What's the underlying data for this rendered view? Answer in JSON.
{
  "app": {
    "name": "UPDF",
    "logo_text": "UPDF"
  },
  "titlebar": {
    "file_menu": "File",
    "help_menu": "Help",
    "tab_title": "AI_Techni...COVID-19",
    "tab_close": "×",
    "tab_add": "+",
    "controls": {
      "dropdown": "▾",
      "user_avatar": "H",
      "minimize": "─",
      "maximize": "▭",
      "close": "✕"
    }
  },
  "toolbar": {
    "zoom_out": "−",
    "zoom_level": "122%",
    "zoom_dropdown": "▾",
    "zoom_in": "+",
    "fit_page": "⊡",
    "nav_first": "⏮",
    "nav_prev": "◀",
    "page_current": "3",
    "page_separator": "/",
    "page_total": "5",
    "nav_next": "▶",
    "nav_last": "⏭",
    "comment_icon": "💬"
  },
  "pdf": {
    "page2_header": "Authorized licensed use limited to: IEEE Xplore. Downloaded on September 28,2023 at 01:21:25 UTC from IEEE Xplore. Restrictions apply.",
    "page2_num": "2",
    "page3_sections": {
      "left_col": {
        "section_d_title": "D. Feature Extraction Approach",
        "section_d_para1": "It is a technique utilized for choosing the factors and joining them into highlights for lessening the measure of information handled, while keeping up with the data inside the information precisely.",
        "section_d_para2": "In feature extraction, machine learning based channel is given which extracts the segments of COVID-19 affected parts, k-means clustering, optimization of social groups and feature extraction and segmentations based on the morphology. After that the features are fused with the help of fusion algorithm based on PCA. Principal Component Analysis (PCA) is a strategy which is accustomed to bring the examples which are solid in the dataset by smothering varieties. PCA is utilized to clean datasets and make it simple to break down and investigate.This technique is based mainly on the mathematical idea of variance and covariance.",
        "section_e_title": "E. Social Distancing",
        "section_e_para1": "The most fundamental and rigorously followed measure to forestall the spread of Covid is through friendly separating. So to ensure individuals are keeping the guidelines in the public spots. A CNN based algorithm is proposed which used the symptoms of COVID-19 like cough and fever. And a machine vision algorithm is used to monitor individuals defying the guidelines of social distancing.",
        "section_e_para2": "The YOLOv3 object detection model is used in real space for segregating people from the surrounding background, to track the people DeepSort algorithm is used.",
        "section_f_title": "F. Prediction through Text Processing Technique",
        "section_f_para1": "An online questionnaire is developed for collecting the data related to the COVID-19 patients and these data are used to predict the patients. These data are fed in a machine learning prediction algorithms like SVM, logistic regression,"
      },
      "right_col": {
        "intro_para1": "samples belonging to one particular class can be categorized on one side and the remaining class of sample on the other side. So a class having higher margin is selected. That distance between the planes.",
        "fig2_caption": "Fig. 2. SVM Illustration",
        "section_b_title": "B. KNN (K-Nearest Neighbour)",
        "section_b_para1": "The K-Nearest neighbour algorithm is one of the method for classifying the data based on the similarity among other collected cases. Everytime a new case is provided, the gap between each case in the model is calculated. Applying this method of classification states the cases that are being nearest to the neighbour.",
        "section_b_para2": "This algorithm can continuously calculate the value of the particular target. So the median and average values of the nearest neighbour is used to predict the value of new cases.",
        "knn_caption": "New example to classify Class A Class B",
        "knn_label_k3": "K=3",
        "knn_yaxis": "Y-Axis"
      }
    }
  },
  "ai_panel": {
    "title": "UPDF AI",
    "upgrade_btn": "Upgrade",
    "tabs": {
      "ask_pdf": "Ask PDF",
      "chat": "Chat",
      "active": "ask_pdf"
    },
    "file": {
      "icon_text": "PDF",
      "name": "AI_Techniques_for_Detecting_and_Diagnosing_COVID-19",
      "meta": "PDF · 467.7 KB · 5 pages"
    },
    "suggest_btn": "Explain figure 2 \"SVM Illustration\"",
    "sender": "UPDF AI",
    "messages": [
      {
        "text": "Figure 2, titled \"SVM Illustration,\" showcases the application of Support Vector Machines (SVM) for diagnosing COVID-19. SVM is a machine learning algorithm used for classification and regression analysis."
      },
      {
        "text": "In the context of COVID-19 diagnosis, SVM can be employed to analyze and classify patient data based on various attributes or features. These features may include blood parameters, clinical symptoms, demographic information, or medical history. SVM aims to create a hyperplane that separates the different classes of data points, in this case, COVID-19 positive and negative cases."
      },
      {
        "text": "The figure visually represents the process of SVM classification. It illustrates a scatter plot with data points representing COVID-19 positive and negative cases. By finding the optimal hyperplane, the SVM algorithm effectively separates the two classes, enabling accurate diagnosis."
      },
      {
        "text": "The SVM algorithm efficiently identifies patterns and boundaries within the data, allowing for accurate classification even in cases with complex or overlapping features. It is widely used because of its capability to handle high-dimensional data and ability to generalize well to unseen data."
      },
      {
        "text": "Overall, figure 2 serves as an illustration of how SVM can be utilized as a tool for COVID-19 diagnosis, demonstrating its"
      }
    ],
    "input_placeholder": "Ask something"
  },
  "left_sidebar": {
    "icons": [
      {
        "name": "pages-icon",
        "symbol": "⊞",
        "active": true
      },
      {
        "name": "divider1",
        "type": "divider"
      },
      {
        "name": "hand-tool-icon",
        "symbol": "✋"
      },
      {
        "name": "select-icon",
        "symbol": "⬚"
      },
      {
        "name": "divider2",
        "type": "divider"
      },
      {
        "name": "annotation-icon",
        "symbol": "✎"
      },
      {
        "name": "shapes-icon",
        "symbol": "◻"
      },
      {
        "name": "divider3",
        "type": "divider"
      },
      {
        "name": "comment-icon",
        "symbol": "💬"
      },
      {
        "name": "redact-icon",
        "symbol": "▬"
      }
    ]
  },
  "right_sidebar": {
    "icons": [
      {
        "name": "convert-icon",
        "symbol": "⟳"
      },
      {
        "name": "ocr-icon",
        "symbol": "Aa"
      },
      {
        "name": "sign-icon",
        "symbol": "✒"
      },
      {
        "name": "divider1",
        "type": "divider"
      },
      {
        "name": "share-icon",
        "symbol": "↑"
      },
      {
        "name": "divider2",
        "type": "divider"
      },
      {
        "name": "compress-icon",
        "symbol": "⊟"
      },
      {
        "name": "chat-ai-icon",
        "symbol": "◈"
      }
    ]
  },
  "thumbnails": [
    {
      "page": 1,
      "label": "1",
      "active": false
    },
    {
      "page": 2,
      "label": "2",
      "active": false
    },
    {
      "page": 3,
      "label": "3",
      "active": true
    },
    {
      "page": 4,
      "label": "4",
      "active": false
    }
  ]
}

**Exercise brief:**
This exercise requires the entries above to be restated exactly.

**Written response:**
What's the underlying data for this rendered view? Answer in JSON.
{
  "app": {
    "name": "UPDF",
    "logo_text": "UPDF"
  },
  "titlebar": {
    "file_menu": "File",
    "help_menu": "Help",
    "tab_title": "AI_Techni...COVID-19",
    "tab_close": "×",
    "tab_add": "+",
    "controls": {
      "dropdown": "▾",
      "user_avatar": "H",
      "minimize": "─",
      "maximize": "▭",
      "close": "✕"
    }
  },
  "toolbar": {
    "zoom_out": "−",
    "zoom_level": "122%",
    "zoom_dropdown": "▾",
    "zoom_in": "+",
    "fit_page": "⊡",
    "nav_first": "⏮",
    "nav_prev": "◀",
    "page_current": "3",
    "page_separator": "/",
    "page_total": "5",
    "nav_next": "▶",
    "nav_last": "⏭",
    "comment_icon": "💬"
  },
  "pdf": {
    "page2_header": "Authorized licensed use limited to: IEEE Xplore. Downloaded on September 28,2023 at 01:21:25 UTC from IEEE Xplore. Restrictions apply.",
    "page2_num": "2",
    "page3_sections": {
      "left_col": {
        "section_d_title": "D. Feature Extraction Approach",
        "section_d_para1": "It is a technique utilized for choosing the factors and joining them into highlights for lessening the measure of information handled, while keeping up with the data inside the information precisely.",
        "section_d_para2": "In feature extraction, machine learning based channel is given which extracts the segments of COVID-19 affected parts, k-means clustering, optimization of social groups and feature extraction and segmentations based on the morphology. After that the features are fused with the help of fusion algorithm based on PCA. Principal Component Analysis (PCA) is a strategy which is accustomed to bring the examples which are solid in the dataset by smothering varieties. PCA is utilized to clean datasets and make it simple to break down and investigate.This technique is based mainly on the mathematical idea of variance and covariance.",
        "section_e_title": "E. Social Distancing",
        "section_e_para1": "The most fundamental and rigorously followed measure to forestall the spread of Covid is through friendly separating. So to ensure individuals are keeping the guidelines in the public spots. A CNN based algorithm is proposed which used the symptoms of COVID-19 like cough and fever. And a machine vision algorithm is used to monitor individuals defying the guidelines of social distancing.",
        "section_e_para2": "The YOLOv3 object detection model is used in real space for segregating people from the surrounding background, to track the people DeepSort algorithm is used.",
        "section_f_title": "F. Prediction through Text Processing Technique",
        "section_f_para1": "An online questionnaire is developed for collecting the data related to the COVID-19 patients and these data are used to predict the patients. These data are fed in a machine learning prediction algorithms like SVM, logistic regression,"
      },
      "right_col": {
        "intro_para1": "samples belonging to one particular class can be categorized on one side and the remaining class of sample on the other side. So a class having higher margin is selected. That distance between the planes.",
        "fig2_caption": "Fig. 2. SVM Illustration",
        "section_b_title": "B. KNN (K-Nearest Neighbour)",
        "section_b_para1": "The K-Nearest neighbour algorithm is one of the method for classifying the data based on the similarity among other collected cases. Everytime a new case is provided, the gap between each case in the model is calculated. Applying this method of classification states the cases that are being nearest to the neighbour.",
        "section_b_para2": "This algorithm can continuously calculate the value of the particular target. So the median and average values of the nearest neighbour is used to predict the value of new cases.",
        "knn_caption": "New example to classify Class A Class B",
        "knn_label_k3": "K=3",
        "knn_yaxis": "Y-Axis"
      }
    }
  },
  "ai_panel": {
    "title": "UPDF AI",
    "upgrade_btn": "Upgrade",
    "tabs": {
      "ask_pdf": "Ask PDF",
      "chat": "Chat",
      "active": "ask_pdf"
    },
    "file": {
      "icon_text": "PDF",
      "name": "AI_Techniques_for_Detecting_and_Diagnosing_COVID-19",
      "meta": "PDF · 467.7 KB · 5 pages"
    },
    "suggest_btn": "Explain figure 2 \"SVM Illustration\"",
    "sender": "UPDF AI",
    "messages": [
      {
        "text": "Figure 2, titled \"SVM Illustration,\" showcases the application of Support Vector Machines (SVM) for diagnosing COVID-19. SVM is a machine learning algorithm used for classification and regression analysis."
      },
      {
        "text": "In the context of COVID-19 diagnosis, SVM can be employed to analyze and classify patient data based on various attributes or features. These features may include blood parameters, clinical symptoms, demographic information, or medical history. SVM aims to create a hyperplane that separates the different classes of data points, in this case, COVID-19 positive and negative cases."
      },
      {
        "text": "The figure visually represents the process of SVM classification. It illustrates a scatter plot with data points representing COVID-19 positive and negative cases. By finding the optimal hyperplane, the SVM algorithm effectively separates the two classes, enabling accurate diagnosis."
      },
      {
        "text": "The SVM algorithm efficiently identifies patterns and boundaries within the data, allowing for accurate classification even in cases with complex or overlapping features. It is widely used because of its capability to handle high-dimensional data and ability to generalize well to unseen data."
      },
      {
        "text": "Overall, figure 2 serves as an illustration of how SVM can be utilized as a tool for COVID-19 diagnosis, demonstrating its"
      }
    ],
    "input_placeholder": "Ask something"
  },
  "left_sidebar": {
    "icons": [
      {
        "name": "pages-icon",
        "symbol": "⊞",
        "active": true
      },
      {
        "name": "divider1",
        "type": "divider"
      },
      {
        "name": "hand-tool-icon",
        "symbol": "✋"
      },
      {
        "name": "select-icon",
        "symbol": "⬚"
      },
      {
        "name": "divider2",
        "type": "divider"
      },
      {
        "name": "annotation-icon",
        "symbol": "✎"
      },
      {
        "name": "shapes-icon",
        "symbol": "◻"
      },
      {
        "name": "divider3",
        "type": "divider"
      },
      {
        "name": "comment-icon",
        "symbol": "💬"
      },
      {
        "name": "redact-icon",
        "symbol": "▬"
      }
    ]
  },
  "right_sidebar": {
    "icons": [
      {
        "name": "convert-icon",
        "symbol": "⟳"
      },
      {
        "name": "ocr-icon",
        "symbol": "Aa"
      },
      {
        "name": "sign-icon",
        "symbol": "✒"
      },
      {
        "name": "divider1",
        "type": "divider"
      },
      {
        "name": "share-icon",
        "symbol": "↑"
      },
      {
        "name": "divider2",
        "type": "divider"
      },
      {
        "name": "compress-icon",
        "symbol": "⊟"
      },
      {
        "name": "chat-ai-icon",
        "symbol": "◈"
      }
    ]
  },
  "thumbnails": [
    {
      "page": 1,
      "label": "1",
      "active": false
    },
    {
      "page": 2,
      "label": "2",
      "active": false
    },
    {
      "page": 3,
      "label": "3",
      "active": true
    },
    {
      "page": 4,
      "label": "4",
      "active": false
    }
  ]
}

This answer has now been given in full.